[Records from a collection of figures]

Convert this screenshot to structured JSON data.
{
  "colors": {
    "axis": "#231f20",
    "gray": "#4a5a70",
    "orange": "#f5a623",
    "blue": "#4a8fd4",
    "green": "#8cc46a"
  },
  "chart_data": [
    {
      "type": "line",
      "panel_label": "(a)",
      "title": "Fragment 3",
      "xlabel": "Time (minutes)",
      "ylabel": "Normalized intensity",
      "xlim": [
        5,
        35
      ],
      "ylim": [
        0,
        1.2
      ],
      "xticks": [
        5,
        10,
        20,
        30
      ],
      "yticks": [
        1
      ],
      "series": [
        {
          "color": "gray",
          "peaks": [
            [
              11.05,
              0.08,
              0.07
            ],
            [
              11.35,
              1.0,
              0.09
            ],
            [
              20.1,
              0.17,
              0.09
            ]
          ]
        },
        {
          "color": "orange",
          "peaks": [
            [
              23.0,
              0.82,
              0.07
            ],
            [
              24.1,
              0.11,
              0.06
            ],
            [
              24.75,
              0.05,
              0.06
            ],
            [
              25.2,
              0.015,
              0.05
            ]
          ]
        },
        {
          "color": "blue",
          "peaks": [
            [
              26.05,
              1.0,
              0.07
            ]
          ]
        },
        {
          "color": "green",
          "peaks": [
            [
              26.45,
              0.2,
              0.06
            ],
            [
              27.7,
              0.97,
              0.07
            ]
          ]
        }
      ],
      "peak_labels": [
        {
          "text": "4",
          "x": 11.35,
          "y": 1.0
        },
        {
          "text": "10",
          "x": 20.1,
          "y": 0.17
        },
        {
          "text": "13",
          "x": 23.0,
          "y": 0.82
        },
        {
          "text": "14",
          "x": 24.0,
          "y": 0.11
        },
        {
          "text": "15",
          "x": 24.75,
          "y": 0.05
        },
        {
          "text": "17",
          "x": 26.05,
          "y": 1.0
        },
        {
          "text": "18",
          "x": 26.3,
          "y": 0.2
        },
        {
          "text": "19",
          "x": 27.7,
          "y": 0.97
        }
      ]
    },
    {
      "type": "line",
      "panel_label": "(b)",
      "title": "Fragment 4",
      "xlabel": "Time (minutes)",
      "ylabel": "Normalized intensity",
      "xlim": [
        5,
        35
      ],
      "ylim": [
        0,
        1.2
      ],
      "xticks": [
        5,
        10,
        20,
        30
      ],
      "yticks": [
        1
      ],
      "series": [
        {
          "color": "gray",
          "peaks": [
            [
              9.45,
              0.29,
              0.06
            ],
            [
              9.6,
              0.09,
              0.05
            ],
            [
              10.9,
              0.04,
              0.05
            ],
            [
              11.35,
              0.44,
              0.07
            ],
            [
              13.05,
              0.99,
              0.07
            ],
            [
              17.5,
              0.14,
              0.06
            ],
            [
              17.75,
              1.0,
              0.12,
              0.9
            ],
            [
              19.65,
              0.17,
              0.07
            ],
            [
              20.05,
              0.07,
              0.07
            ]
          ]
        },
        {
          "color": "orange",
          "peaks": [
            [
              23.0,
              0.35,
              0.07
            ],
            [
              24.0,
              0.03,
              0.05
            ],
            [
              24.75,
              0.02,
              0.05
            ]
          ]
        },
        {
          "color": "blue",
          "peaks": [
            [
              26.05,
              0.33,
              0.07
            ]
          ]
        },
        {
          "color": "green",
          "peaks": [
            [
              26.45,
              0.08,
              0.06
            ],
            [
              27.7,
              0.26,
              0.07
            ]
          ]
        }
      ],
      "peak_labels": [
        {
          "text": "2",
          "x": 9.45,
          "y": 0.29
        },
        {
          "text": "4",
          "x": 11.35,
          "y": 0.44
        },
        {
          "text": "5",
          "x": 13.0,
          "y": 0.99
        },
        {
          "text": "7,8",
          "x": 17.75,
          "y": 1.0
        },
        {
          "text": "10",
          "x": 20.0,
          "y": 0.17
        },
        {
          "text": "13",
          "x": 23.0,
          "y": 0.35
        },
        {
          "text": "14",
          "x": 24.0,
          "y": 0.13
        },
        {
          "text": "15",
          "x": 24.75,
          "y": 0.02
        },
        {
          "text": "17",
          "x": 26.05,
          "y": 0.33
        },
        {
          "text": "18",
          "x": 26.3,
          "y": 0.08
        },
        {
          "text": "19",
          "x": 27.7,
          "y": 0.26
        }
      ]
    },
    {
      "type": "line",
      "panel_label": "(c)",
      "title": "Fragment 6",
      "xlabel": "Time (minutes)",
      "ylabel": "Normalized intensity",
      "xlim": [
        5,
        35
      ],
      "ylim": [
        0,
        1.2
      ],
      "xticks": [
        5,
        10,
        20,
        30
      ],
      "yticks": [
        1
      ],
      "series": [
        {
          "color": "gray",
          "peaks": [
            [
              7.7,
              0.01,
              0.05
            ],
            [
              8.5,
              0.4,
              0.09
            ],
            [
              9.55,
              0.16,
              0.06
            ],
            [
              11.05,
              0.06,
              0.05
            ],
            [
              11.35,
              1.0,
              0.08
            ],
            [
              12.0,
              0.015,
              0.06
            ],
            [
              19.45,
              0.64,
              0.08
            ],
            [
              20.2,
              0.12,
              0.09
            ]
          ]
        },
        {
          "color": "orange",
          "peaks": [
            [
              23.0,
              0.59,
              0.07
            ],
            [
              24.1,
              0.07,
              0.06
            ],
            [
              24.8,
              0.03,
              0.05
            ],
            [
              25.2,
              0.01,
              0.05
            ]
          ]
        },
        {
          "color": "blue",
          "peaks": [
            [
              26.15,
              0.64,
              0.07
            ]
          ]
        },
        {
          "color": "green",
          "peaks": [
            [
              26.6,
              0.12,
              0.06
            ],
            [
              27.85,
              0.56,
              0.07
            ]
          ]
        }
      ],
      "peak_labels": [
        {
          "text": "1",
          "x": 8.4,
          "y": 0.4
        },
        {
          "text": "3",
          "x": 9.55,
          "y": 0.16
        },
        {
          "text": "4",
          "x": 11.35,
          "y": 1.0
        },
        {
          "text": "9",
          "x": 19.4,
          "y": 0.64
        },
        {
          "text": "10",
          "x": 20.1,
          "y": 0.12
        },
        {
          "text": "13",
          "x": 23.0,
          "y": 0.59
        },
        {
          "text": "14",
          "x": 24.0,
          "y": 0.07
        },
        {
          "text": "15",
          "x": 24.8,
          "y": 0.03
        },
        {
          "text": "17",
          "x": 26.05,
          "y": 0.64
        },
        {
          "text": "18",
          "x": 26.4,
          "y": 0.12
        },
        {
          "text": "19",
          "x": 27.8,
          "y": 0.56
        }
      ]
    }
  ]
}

GOAL >>
Copy the data above in full, character for character.

RESPONSE >>
Convert this screenshot to structured JSON data.
{
  "colors": {
    "axis": "#231f20",
    "gray": "#4a5a70",
    "orange": "#f5a623",
    "blue": "#4a8fd4",
    "green": "#8cc46a"
  },
  "chart_data": [
    {
      "type": "line",
      "panel_label": "(a)",
      "title": "Fragment 3",
      "xlabel": "Time (minutes)",
      "ylabel": "Normalized intensity",
      "xlim": [
        5,
        35
      ],
      "ylim": [
        0,
        1.2
      ],
      "xticks": [
        5,
        10,
        20,
        30
      ],
      "yticks": [
        1
      ],
      "series": [
        {
          "color": "gray",
          "peaks": [
            [
              11.05,
              0.08,
              0.07
            ],
            [
              11.35,
              1.0,
              0.09
            ],
            [
              20.1,
              0.17,
              0.09
            ]
          ]
        },
        {
          "color": "orange",
          "peaks": [
            [
              23.0,
              0.82,
              0.07
            ],
            [
              24.1,
              0.11,
              0.06
            ],
            [
              24.75,
              0.05,
              0.06
            ],
            [
              25.2,
              0.015,
              0.05
            ]
          ]
        },
        {
          "color": "blue",
          "peaks": [
            [
              26.05,
              1.0,
              0.07
            ]
          ]
        },
        {
          "color": "green",
          "peaks": [
            [
              26.45,
              0.2,
              0.06
            ],
            [
              27.7,
              0.97,
              0.07
            ]
          ]
        }
      ],
      "peak_labels": [
        {
          "text": "4",
          "x": 11.35,
          "y": 1.0
        },
        {
          "text": "10",
          "x": 20.1,
          "y": 0.17
        },
        {
          "text": "13",
          "x": 23.0,
          "y": 0.82
        },
        {
          "text": "14",
          "x": 24.0,
          "y": 0.11
        },
        {
          "text": "15",
          "x": 24.75,
          "y": 0.05
        },
        {
          "text": "17",
          "x": 26.05,
          "y": 1.0
        },
        {
          "text": "18",
          "x": 26.3,
          "y": 0.2
        },
        {
          "text": "19",
          "x": 27.7,
          "y": 0.97
        }
      ]
    },
    {
      "type": "line",
      "panel_label": "(b)",
      "title": "Fragment 4",
      "xlabel": "Time (minutes)",
      "ylabel": "Normalized intensity",
      "xlim": [
        5,
        35
      ],
      "ylim": [
        0,
        1.2
      ],
      "xticks": [
        5,
        10,
        20,
        30
      ],
      "yticks": [
        1
      ],
      "series": [
        {
          "color": "gray",
          "peaks": [
            [
              9.45,
              0.29,
              0.06
            ],
            [
              9.6,
              0.09,
              0.05
            ],
            [
              10.9,
              0.04,
              0.05
            ],
            [
              11.35,
              0.44,
              0.07
            ],
            [
              13.05,
              0.99,
              0.07
            ],
            [
              17.5,
              0.14,
              0.06
            ],
            [
              17.75,
              1.0,
              0.12,
              0.9
            ],
            [
              19.65,
              0.17,
              0.07
            ],
            [
              20.05,
              0.07,
              0.07
            ]
          ]
        },
        {
          "color": "orange",
          "peaks": [
            [
              23.0,
              0.35,
              0.07
            ],
            [
              24.0,
              0.03,
              0.05
            ],
            [
              24.75,
              0.02,
              0.05
            ]
          ]
        },
        {
          "color": "blue",
          "peaks": [
            [
              26.05,
              0.33,
              0.07
            ]
          ]
        },
        {
          "color": "green",
          "peaks": [
            [
              26.45,
              0.08,
              0.06
            ],
            [
              27.7,
              0.26,
              0.07
            ]
          ]
        }
      ],
      "peak_labels": [
        {
          "text": "2",
          "x": 9.45,
          "y": 0.29
        },
        {
          "text": "4",
          "x": 11.35,
          "y": 0.44
        },
        {
          "text": "5",
          "x": 13.0,
          "y": 0.99
        },
        {
          "text": "7,8",
          "x": 17.75,
          "y": 1.0
        },
        {
          "text": "10",
          "x": 20.0,
          "y": 0.17
        },
        {
          "text": "13",
          "x": 23.0,
          "y": 0.35
        },
        {
          "text": "14",
          "x": 24.0,
          "y": 0.13
        },
        {
          "text": "15",
          "x": 24.75,
          "y": 0.02
        },
        {
          "text": "17",
          "x": 26.05,
          "y": 0.33
        },
        {
          "text": "18",
          "x": 26.3,
          "y": 0.08
        },
        {
          "text": "19",
          "x": 27.7,
          "y": 0.26
        }
      ]
    },
    {
      "type": "line",
      "panel_label": "(c)",
      "title": "Fragment 6",
      "xlabel": "Time (minutes)",
      "ylabel": "Normalized intensity",
      "xlim": [
        5,
        35
      ],
      "ylim": [
        0,
        1.2
      ],
      "xticks": [
        5,
        10,
        20,
        30
      ],
      "yticks": [
        1
      ],
      "series": [
        {
          "color": "gray",
          "peaks": [
            [
              7.7,
              0.01,
              0.05
            ],
            [
              8.5,
              0.4,
              0.09
            ],
            [
              9.55,
              0.16,
              0.06
            ],
            [
              11.05,
              0.06,
              0.05
            ],
            [
              11.35,
              1.0,
              0.08
            ],
            [
              12.0,
              0.015,
              0.06
            ],
            [
              19.45,
              0.64,
              0.08
            ],
            [
              20.2,
              0.12,
              0.09
            ]
          ]
        },
        {
          "color": "orange",
          "peaks": [
            [
              23.0,
              0.59,
              0.07
            ],
            [
              24.1,
              0.07,
              0.06
            ],
            [
              24.8,
              0.03,
              0.05
            ],
            [
              25.2,
              0.01,
              0.05
            ]
          ]
        },
        {
          "color": "blue",
          "peaks": [
            [
              26.15,
              0.64,
              0.07
            ]
          ]
        },
        {
          "color": "green",
          "peaks": [
            [
              26.6,
              0.12,
              0.06
            ],
            [
              27.85,
              0.56,
              0.07
            ]
          ]
        }
      ],
      "peak_labels": [
        {
          "text": "1",
          "x": 8.4,
          "y": 0.4
        },
        {
          "text": "3",
          "x": 9.55,
          "y": 0.16
        },
        {
          "text": "4",
          "x": 11.35,
          "y": 1.0
        },
        {
          "text": "9",
          "x": 19.4,
          "y": 0.64
        },
        {
          "text": "10",
          "x": 20.1,
          "y": 0.12
        },
        {
          "text": "13",
          "x": 23.0,
          "y": 0.59
        },
        {
          "text": "14",
          "x": 24.0,
          "y": 0.07
        },
        {
          "text": "15",
          "x": 24.8,
          "y": 0.03
        },
        {
          "text": "17",
          "x": 26.05,
          "y": 0.64
        },
        {
          "text": "18",
          "x": 26.4,
          "y": 0.12
        },
        {
          "text": "19",
          "x": 27.8,
          "y": 0.56
        }
      ]
    }
  ]
}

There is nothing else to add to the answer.